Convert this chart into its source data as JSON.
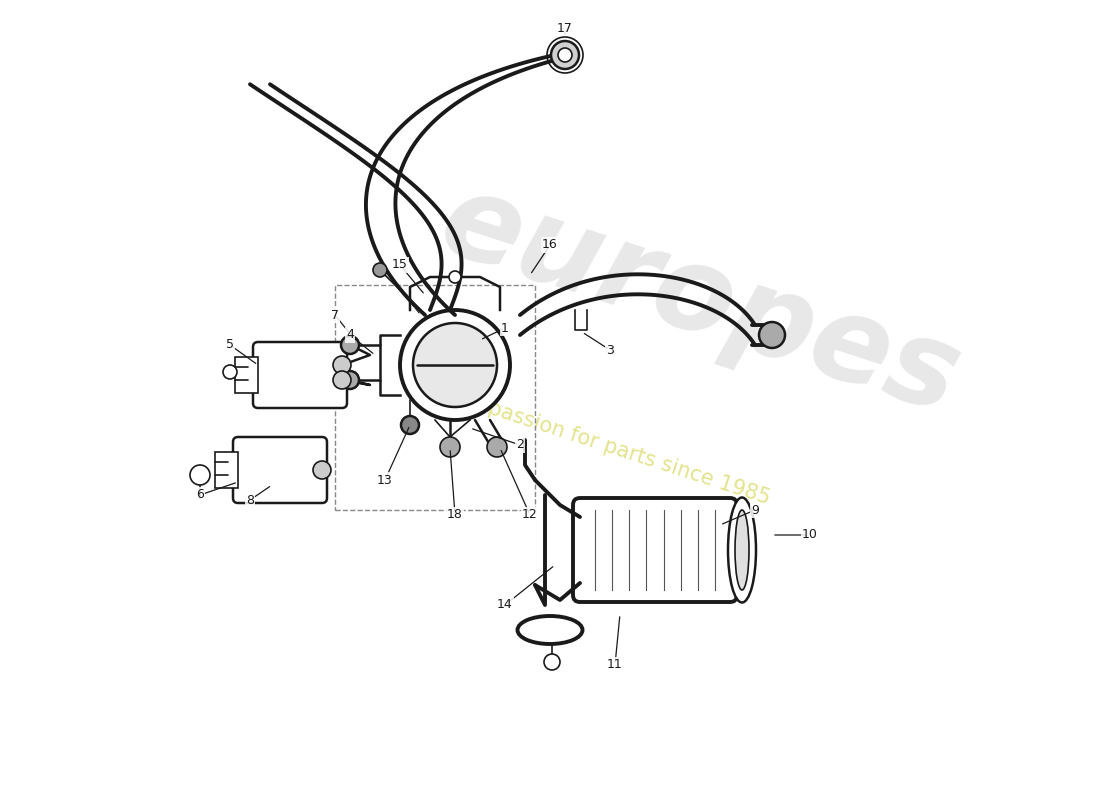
{
  "bg_color": "#ffffff",
  "line_color": "#1a1a1a",
  "label_color": "#1a1a1a",
  "wm1_color": "#cccccc",
  "wm2_color": "#d4d450",
  "wm1_text": "europes",
  "wm2_text": "a passion for parts since 1985",
  "fig_w": 11.0,
  "fig_h": 8.0,
  "dpi": 100,
  "xlim": [
    0,
    11
  ],
  "ylim": [
    0,
    8
  ]
}
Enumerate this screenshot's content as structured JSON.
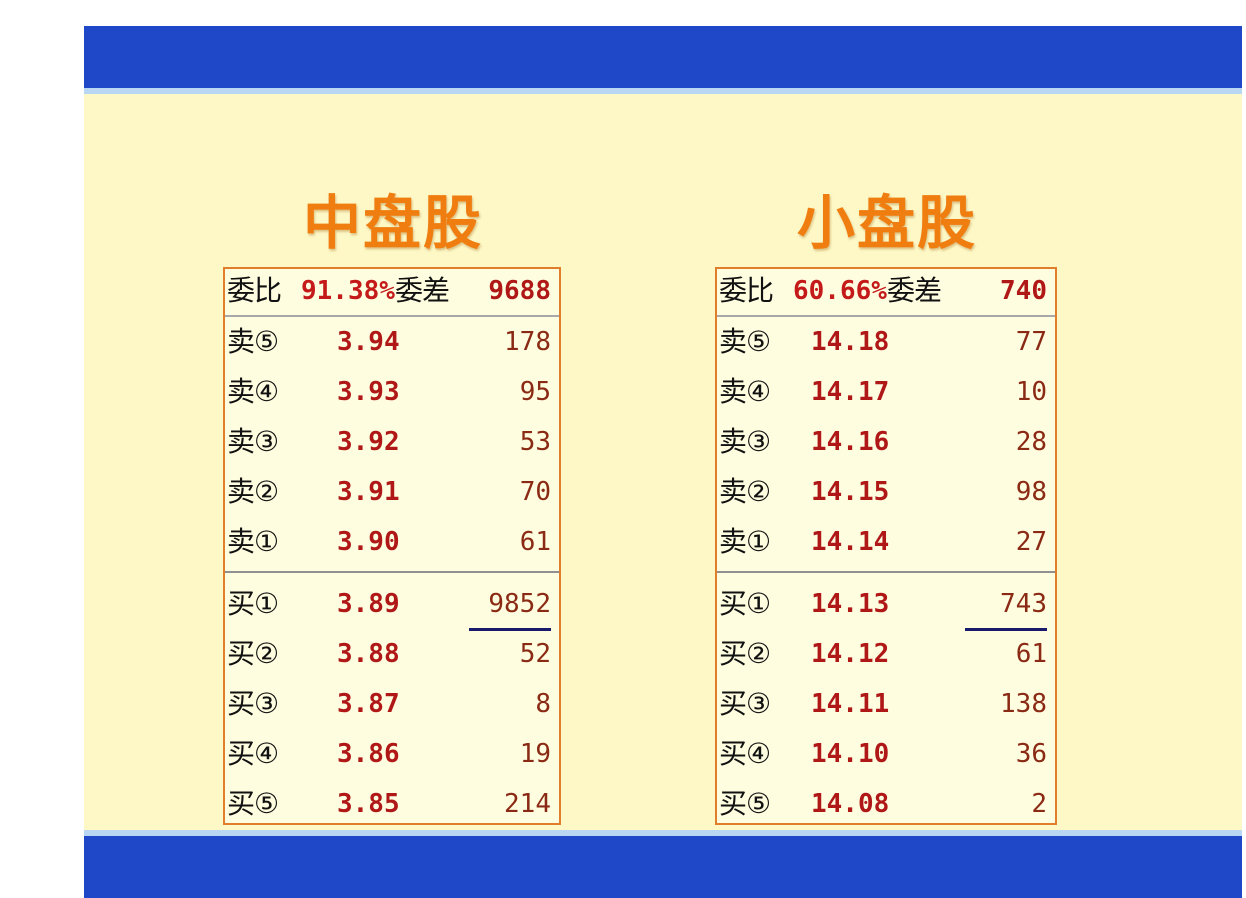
{
  "panels": [
    {
      "title": "中盘股",
      "ratio_label": "委比",
      "ratio": "91.38%",
      "diff_label": "委差",
      "diff": "9688",
      "asks": [
        {
          "label": "卖⑤",
          "price": "3.94",
          "volume": "178"
        },
        {
          "label": "卖④",
          "price": "3.93",
          "volume": "95"
        },
        {
          "label": "卖③",
          "price": "3.92",
          "volume": "53"
        },
        {
          "label": "卖②",
          "price": "3.91",
          "volume": "70"
        },
        {
          "label": "卖①",
          "price": "3.90",
          "volume": "61"
        }
      ],
      "bids": [
        {
          "label": "买①",
          "price": "3.89",
          "volume": "9852"
        },
        {
          "label": "买②",
          "price": "3.88",
          "volume": "52"
        },
        {
          "label": "买③",
          "price": "3.87",
          "volume": "8"
        },
        {
          "label": "买④",
          "price": "3.86",
          "volume": "19"
        },
        {
          "label": "买⑤",
          "price": "3.85",
          "volume": "214"
        }
      ]
    },
    {
      "title": "小盘股",
      "ratio_label": "委比",
      "ratio": "60.66%",
      "diff_label": "委差",
      "diff": "740",
      "asks": [
        {
          "label": "卖⑤",
          "price": "14.18",
          "volume": "77"
        },
        {
          "label": "卖④",
          "price": "14.17",
          "volume": "10"
        },
        {
          "label": "卖③",
          "price": "14.16",
          "volume": "28"
        },
        {
          "label": "卖②",
          "price": "14.15",
          "volume": "98"
        },
        {
          "label": "卖①",
          "price": "14.14",
          "volume": "27"
        }
      ],
      "bids": [
        {
          "label": "买①",
          "price": "14.13",
          "volume": "743"
        },
        {
          "label": "买②",
          "price": "14.12",
          "volume": "61"
        },
        {
          "label": "买③",
          "price": "14.11",
          "volume": "138"
        },
        {
          "label": "买④",
          "price": "14.10",
          "volume": "36"
        },
        {
          "label": "买⑤",
          "price": "14.08",
          "volume": "2"
        }
      ]
    }
  ]
}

STATED EXERCISE: Pull out every line containing "this".

ANSWER BELOW:
Convert this chart into its source data as JSON.
Enumerate this screenshot's content as structured JSON.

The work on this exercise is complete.